• SOURCE DATA:
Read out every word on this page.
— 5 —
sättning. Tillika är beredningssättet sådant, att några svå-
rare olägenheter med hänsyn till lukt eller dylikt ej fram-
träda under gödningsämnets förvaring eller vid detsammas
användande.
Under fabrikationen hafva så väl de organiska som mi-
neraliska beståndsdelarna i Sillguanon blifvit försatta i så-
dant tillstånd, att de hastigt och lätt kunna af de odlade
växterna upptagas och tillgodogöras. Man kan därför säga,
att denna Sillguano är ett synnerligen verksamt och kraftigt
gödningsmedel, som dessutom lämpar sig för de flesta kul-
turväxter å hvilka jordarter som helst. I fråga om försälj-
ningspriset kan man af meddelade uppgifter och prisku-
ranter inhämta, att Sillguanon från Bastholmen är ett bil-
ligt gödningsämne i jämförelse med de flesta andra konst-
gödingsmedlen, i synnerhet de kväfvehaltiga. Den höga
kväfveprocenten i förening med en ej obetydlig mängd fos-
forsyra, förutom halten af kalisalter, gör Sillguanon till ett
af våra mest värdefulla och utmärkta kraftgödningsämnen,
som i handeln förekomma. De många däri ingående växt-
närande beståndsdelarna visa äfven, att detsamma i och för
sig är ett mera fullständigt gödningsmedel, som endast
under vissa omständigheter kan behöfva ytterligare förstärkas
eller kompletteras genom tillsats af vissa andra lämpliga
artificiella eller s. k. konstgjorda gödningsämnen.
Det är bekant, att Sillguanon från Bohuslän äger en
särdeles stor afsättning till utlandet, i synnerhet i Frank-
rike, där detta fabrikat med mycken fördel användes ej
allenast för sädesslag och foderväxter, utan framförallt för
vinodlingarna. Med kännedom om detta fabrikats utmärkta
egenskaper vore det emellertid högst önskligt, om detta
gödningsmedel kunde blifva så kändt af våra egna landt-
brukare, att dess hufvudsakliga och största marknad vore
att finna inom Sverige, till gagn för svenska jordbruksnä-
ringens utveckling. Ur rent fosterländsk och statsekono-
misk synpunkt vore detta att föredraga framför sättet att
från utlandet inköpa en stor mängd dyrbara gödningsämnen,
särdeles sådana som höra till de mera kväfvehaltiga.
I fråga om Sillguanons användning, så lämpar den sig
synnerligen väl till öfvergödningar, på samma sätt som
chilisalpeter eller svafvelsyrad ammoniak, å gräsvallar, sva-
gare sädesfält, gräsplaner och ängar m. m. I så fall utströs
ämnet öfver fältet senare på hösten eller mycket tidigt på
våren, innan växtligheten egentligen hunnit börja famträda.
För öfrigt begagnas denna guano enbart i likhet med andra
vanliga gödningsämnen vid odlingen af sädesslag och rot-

• AIM OF THE EXERCISE: Produce an exact copy of the entries above.

• ANSWER BELOW:
Read out every word on this page.
— 5 —
sättning. Tillika är beredningssättet sådant, att några svå-
rare olägenheter med hänsyn till lukt eller dylikt ej fram-
träda under gödningsämnets förvaring eller vid detsammas
användande.
Under fabrikationen hafva så väl de organiska som mi-
neraliska beståndsdelarna i Sillguanon blifvit försatta i så-
dant tillstånd, att de hastigt och lätt kunna af de odlade
växterna upptagas och tillgodogöras. Man kan därför säga,
att denna Sillguano är ett synnerligen verksamt och kraftigt
gödningsmedel, som dessutom lämpar sig för de flesta kul-
turväxter å hvilka jordarter som helst. I fråga om försälj-
ningspriset kan man af meddelade uppgifter och prisku-
ranter inhämta, att Sillguanon från Bastholmen är ett bil-
ligt gödningsämne i jämförelse med de flesta andra konst-
gödingsmedlen, i synnerhet de kväfvehaltiga. Den höga
kväfveprocenten i förening med en ej obetydlig mängd fos-
forsyra, förutom halten af kalisalter, gör Sillguanon till ett
af våra mest värdefulla och utmärkta kraftgödningsämnen,
som i handeln förekomma. De många däri ingående växt-
närande beståndsdelarna visa äfven, att detsamma i och för
sig är ett mera fullständigt gödningsmedel, som endast
under vissa omständigheter kan behöfva ytterligare förstärkas
eller kompletteras genom tillsats af vissa andra lämpliga
artificiella eller s. k. konstgjorda gödningsämnen.
Det är bekant, att Sillguanon från Bohuslän äger en
särdeles stor afsättning till utlandet, i synnerhet i Frank-
rike, där detta fabrikat med mycken fördel användes ej
allenast för sädesslag och foderväxter, utan framförallt för
vinodlingarna. Med kännedom om detta fabrikats utmärkta
egenskaper vore det emellertid högst önskligt, om detta
gödningsmedel kunde blifva så kändt af våra egna landt-
brukare, att dess hufvudsakliga och största marknad vore
att finna inom Sverige, till gagn för svenska jordbruksnä-
ringens utveckling. Ur rent fosterländsk och statsekono-
misk synpunkt vore detta att föredraga framför sättet att
från utlandet inköpa en stor mängd dyrbara gödningsämnen,
särdeles sådana som höra till de mera kväfvehaltiga.
I fråga om Sillguanons användning, så lämpar den sig
synnerligen väl till öfvergödningar, på samma sätt som
chilisalpeter eller svafvelsyrad ammoniak, å gräsvallar, sva-
gare sädesfält, gräsplaner och ängar m. m. I så fall utströs
ämnet öfver fältet senare på hösten eller mycket tidigt på
våren, innan växtligheten egentligen hunnit börja famträda.
För öfrigt begagnas denna guano enbart i likhet med andra
vanliga gödningsämnen vid odlingen af sädesslag och rot-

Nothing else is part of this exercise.